[Figure content listings]
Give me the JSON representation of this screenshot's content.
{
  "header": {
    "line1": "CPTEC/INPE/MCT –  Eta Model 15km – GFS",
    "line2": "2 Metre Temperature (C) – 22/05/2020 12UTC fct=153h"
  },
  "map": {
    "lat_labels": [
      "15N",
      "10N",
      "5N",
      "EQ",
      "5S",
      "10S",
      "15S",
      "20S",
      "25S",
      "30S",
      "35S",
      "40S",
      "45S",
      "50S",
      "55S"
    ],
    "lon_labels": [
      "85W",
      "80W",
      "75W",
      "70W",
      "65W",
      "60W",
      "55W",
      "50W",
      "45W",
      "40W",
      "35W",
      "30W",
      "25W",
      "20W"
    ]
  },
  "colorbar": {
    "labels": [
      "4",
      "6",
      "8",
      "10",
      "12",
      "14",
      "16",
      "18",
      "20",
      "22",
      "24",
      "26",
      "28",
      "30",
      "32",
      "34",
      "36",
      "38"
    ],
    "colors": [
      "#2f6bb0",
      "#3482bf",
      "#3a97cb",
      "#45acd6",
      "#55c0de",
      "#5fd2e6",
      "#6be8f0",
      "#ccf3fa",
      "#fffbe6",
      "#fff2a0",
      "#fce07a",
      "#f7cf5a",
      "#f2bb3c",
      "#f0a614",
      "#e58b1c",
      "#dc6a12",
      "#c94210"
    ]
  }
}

--

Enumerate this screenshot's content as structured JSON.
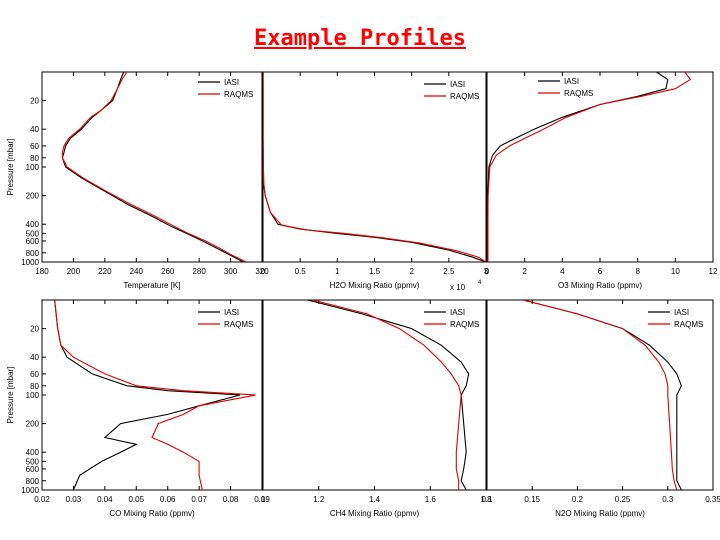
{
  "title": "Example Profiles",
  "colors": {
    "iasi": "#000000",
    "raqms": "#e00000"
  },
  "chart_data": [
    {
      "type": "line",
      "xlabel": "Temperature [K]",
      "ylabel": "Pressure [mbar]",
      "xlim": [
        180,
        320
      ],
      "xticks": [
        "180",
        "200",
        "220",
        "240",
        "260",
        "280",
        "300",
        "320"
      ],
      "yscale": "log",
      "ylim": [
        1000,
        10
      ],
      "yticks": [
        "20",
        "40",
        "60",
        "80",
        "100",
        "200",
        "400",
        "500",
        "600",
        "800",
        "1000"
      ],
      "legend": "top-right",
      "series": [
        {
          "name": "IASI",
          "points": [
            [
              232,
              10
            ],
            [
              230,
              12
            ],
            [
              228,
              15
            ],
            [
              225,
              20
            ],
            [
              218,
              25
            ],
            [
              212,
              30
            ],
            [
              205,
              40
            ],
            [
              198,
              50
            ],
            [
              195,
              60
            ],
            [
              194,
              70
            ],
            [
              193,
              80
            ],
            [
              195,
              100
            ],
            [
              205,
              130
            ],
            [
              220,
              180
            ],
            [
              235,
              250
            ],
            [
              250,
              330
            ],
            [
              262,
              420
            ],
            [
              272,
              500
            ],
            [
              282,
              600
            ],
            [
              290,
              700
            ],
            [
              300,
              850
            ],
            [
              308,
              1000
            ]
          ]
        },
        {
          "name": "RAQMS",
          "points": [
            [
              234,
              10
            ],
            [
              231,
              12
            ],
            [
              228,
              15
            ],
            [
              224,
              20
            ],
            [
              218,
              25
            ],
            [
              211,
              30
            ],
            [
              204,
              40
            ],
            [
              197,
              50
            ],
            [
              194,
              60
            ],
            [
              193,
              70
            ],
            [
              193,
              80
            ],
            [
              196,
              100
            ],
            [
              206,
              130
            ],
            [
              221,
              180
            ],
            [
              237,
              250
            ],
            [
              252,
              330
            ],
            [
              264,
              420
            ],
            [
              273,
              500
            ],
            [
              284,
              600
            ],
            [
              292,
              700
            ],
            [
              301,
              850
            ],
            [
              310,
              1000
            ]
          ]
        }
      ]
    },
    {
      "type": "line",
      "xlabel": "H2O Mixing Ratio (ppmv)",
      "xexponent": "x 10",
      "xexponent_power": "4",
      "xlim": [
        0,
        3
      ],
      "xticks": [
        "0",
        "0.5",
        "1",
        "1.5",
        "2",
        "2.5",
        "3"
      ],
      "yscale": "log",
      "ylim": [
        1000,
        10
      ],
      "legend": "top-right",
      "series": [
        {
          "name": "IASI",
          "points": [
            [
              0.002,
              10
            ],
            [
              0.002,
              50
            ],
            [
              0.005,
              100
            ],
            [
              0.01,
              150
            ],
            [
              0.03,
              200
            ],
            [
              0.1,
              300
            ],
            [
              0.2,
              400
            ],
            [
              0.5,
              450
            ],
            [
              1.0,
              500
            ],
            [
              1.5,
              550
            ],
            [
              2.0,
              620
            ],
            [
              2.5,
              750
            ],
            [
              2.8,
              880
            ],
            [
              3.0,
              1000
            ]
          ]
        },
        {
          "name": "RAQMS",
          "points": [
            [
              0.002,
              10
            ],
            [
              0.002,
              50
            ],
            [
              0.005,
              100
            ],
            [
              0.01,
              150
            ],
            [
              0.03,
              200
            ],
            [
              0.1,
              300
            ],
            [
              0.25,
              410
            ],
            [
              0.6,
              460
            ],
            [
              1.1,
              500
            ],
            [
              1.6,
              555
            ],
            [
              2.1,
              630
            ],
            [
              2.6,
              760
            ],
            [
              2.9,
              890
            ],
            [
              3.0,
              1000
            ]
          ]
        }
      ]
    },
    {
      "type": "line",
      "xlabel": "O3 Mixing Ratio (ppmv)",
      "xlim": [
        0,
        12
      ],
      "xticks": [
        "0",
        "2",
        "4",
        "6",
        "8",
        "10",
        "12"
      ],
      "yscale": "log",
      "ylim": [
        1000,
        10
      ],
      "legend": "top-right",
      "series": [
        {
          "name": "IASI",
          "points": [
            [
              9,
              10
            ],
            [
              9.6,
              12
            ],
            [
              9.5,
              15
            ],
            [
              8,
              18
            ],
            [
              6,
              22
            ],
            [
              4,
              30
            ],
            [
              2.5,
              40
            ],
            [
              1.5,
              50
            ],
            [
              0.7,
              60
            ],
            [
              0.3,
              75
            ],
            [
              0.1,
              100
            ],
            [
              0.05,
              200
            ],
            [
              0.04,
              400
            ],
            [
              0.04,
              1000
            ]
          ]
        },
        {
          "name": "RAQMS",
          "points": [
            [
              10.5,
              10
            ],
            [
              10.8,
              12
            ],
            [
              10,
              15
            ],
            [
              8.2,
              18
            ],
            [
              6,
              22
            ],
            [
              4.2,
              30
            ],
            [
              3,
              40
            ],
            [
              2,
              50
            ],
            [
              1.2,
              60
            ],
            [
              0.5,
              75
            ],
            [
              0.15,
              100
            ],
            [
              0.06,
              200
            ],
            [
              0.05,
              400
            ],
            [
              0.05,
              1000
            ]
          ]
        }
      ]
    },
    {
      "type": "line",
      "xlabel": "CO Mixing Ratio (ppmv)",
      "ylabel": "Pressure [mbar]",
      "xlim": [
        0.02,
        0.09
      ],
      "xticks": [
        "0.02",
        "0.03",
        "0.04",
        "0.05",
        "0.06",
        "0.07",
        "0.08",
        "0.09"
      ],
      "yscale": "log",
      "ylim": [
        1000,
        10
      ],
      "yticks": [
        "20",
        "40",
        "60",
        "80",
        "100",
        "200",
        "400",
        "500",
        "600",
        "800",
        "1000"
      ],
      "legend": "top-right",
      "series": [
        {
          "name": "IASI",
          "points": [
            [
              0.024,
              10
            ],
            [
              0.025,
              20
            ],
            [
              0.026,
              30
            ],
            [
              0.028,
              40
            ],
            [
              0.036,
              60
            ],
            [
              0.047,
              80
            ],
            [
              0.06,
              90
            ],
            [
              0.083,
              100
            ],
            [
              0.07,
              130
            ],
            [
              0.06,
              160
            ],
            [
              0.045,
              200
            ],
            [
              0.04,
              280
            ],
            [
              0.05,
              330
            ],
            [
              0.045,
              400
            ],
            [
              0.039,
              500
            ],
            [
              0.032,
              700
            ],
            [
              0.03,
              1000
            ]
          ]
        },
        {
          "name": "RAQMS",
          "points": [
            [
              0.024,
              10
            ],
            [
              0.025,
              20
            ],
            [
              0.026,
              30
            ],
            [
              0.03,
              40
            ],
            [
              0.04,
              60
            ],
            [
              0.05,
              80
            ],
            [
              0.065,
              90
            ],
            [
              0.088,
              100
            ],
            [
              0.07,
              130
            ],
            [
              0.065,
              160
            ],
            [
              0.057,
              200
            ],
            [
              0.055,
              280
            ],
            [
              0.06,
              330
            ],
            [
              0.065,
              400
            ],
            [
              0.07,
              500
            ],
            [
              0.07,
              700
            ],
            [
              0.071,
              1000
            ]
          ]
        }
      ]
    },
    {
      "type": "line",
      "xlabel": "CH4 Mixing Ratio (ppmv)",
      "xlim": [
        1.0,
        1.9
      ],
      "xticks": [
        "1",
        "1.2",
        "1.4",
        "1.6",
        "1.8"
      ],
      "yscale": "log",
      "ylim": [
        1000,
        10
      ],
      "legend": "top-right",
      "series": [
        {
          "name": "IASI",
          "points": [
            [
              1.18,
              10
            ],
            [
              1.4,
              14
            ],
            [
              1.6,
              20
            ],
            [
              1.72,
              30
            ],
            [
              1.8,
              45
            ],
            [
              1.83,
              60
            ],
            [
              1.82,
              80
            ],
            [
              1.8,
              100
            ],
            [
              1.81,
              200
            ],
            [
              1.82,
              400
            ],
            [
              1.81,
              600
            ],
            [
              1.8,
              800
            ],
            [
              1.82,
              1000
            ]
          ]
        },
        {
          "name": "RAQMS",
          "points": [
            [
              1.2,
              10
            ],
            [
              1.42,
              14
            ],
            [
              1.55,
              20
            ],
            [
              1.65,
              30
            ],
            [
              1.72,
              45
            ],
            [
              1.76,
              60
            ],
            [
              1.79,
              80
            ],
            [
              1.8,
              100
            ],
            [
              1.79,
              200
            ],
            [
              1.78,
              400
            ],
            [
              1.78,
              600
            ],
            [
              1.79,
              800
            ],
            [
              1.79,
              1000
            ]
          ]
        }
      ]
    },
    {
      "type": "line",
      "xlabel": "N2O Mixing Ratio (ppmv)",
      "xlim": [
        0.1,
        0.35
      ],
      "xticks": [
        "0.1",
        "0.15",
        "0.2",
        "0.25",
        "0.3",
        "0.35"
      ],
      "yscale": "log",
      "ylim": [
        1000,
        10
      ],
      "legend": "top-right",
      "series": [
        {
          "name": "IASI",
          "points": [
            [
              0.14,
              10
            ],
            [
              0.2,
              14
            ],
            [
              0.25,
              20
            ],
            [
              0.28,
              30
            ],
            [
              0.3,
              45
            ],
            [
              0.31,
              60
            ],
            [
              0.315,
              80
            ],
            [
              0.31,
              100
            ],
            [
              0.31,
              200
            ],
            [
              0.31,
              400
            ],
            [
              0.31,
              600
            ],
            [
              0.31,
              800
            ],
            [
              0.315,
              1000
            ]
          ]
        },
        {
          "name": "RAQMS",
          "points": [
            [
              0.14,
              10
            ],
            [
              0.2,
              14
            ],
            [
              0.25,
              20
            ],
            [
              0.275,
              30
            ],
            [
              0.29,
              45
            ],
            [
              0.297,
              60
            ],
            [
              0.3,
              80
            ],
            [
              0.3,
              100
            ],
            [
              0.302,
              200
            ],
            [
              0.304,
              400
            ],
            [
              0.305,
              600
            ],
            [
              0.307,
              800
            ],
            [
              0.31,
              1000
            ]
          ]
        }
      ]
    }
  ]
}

==

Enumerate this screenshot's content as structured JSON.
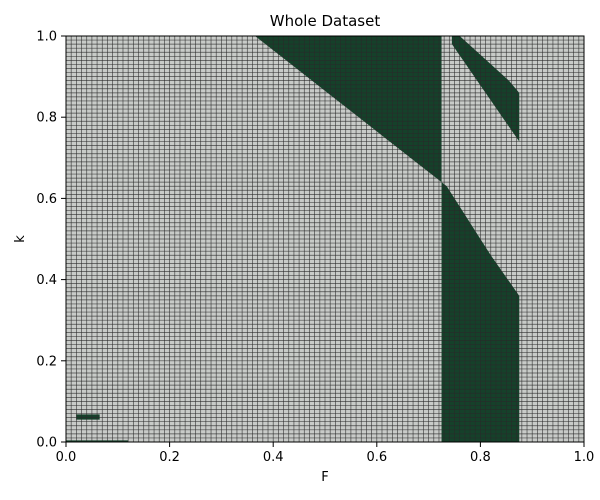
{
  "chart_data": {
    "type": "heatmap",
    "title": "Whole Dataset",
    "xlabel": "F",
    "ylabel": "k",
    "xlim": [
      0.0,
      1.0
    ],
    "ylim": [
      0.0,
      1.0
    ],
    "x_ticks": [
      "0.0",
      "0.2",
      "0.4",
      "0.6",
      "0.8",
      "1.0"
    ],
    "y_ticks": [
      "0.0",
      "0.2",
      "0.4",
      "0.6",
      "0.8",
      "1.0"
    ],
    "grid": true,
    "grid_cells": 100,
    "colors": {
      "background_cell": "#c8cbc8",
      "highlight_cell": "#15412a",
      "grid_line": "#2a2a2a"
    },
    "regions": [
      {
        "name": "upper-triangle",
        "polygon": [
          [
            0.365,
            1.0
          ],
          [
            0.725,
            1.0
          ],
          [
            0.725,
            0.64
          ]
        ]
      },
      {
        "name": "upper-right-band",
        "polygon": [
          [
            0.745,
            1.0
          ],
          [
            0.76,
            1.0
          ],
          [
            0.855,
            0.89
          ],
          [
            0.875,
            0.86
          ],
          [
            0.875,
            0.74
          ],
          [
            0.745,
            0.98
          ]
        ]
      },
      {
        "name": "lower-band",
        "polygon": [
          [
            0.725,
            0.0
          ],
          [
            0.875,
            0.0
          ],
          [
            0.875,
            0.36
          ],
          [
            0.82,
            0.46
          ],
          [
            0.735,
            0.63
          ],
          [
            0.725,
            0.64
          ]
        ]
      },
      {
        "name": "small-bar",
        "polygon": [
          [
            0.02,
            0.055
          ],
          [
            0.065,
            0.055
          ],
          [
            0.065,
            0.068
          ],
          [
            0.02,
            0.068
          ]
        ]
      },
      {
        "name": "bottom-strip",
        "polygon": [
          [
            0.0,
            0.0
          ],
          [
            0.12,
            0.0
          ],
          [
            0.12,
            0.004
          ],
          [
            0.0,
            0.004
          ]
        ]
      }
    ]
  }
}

### Given problem
From the entries, report each line that includes the word "ppmv".

### Task output
      "xlabel": "H2O Mixing Ratio (ppmv)",
      "xlabel": "O3 Mixing Ratio (ppmv)",
      "xlabel": "CO Mixing Ratio (ppmv)",
      "xlabel": "CH4 Mixing Ratio (ppmv)",
      "xlabel": "N2O Mixing Ratio (ppmv)",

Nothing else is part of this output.